Tarea asignada: Reproduce íntegro y sin ningún cambio el texto sobre la renta básica.

No a la renta básica




La Renta Básica Incondicional (RBI), Renta Básica Universal (RBU) o Ingreso Mínimo Vital (IMV) es un instrumento mediante el cual el Estado proporciona a todos los ciudadanos una suma de dinero con independencia de si trabajan o no, de si desean hacerlo o no, de si son ricos o pobres. Si bien cabe establecer matizaciones y refinamientos sobre su alcance y extensión, su esencia es la descrita. Los paladines de esa propuesta sostienen que su implantación mejoraría la posición de las personas con bajos ingresos. Aumentaría la capacidad negociadora de los trabajadores con los empresarios. Reduciría el riesgo del autoempleo al ofrecer una red mínima de seguridad salarial. Evitaría la aceptación por necesidad de empleos indeseables. Disminuiría la desigualdad y concedería a los individuos libertad real para realizar su proyecto vital. Las personas con ingresos altos también la percibirían, pero ello elevaría su carga tributaria, lo que incrementaría su aportación a las arcas del Estado. Este paradisíaco panorama presenta serias objeciones.
Quizá el único argumento «nuevo» de los defensores de la RBI es su utilización como un medio para paliar los costes sobre el empleo del cambio tecnológico. En realidad, esta tesis es una resurrección de la vieja falacia ludista, a saber, la afirmación, desmentida por una evidencia empírica secular, de que las nuevas tecnologías destruyen puestos no sólo en el corto plazo sino en el medio y en el largo. Si esto fuese cierto, no quedaría ni un empleo disponible en las economías desarrolladas a la vista del fabuloso crecimiento de la productividad que han registrado durante los últimos 200 años. Dicho esto, es importante analizar las repercusiones de introducir la RBI en España.

Material:
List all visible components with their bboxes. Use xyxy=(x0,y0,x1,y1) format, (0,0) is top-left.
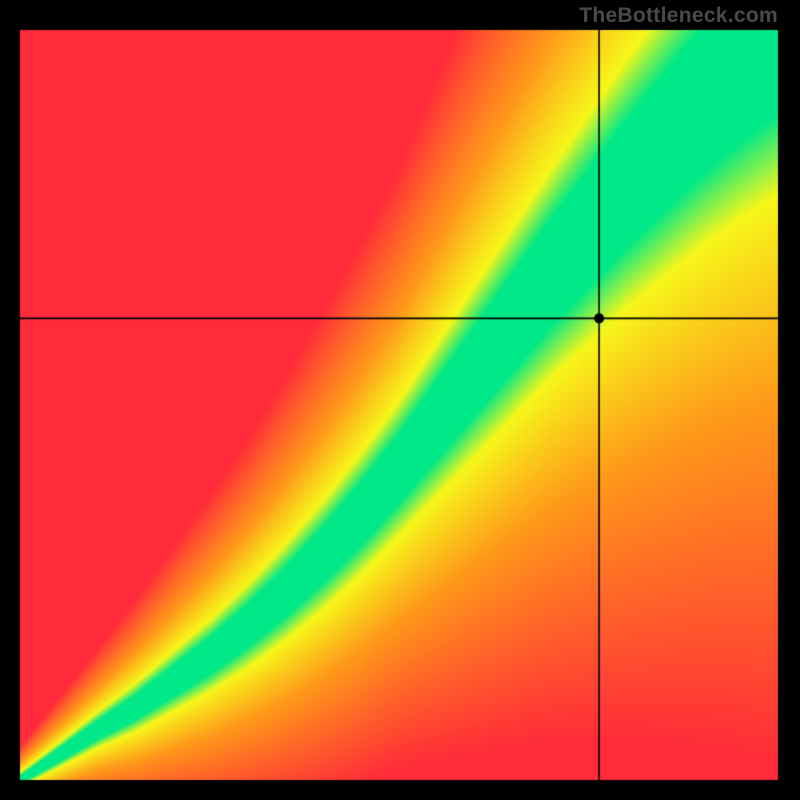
bottleneck-heatmap-container: TheBottleneck.com xyxy=(0,0,800,800)
watermark-text: TheBottleneck.com xyxy=(579,4,778,28)
bottleneck-heatmap-canvas xyxy=(0,0,800,800)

Respuesta:
No a la renta básica




La Renta Básica Incondicional (RBI), Renta Básica Universal (RBU) o Ingreso Mínimo Vital (IMV) es un instrumento mediante el cual el Estado proporciona a todos los ciudadanos una suma de dinero con independencia de si trabajan o no, de si desean hacerlo o no, de si son ricos o pobres. Si bien cabe establecer matizaciones y refinamientos sobre su alcance y extensión, su esencia es la descrita. Los paladines de esa propuesta sostienen que su implantación mejoraría la posición de las personas con bajos ingresos. Aumentaría la capacidad negociadora de los trabajadores con los empresarios. Reduciría el riesgo del autoempleo al ofrecer una red mínima de seguridad salarial. Evitaría la aceptación por necesidad de empleos indeseables. Disminuiría la desigualdad y concedería a los individuos libertad real para realizar su proyecto vital. Las personas con ingresos altos también la percibirían, pero ello elevaría su carga tributaria, lo que incrementaría su aportación a las arcas del Estado. Este paradisíaco panorama presenta serias objeciones.
Quizá el único argumento «nuevo» de los defensores de la RBI es su utilización como un medio para paliar los costes sobre el empleo del cambio tecnológico. En realidad, esta tesis es una resurrección de la vieja falacia ludista, a saber, la afirmación, desmentida por una evidencia empírica secular, de que las nuevas tecnologías destruyen puestos no sólo en el corto plazo sino en el medio y en el largo. Si esto fuese cierto, no quedaría ni un empleo disponible en las economías desarrolladas a la vista del fabuloso crecimiento de la productividad que han registrado durante los últimos 200 años. Dicho esto, es importante analizar las repercusiones de introducir la RBI en España.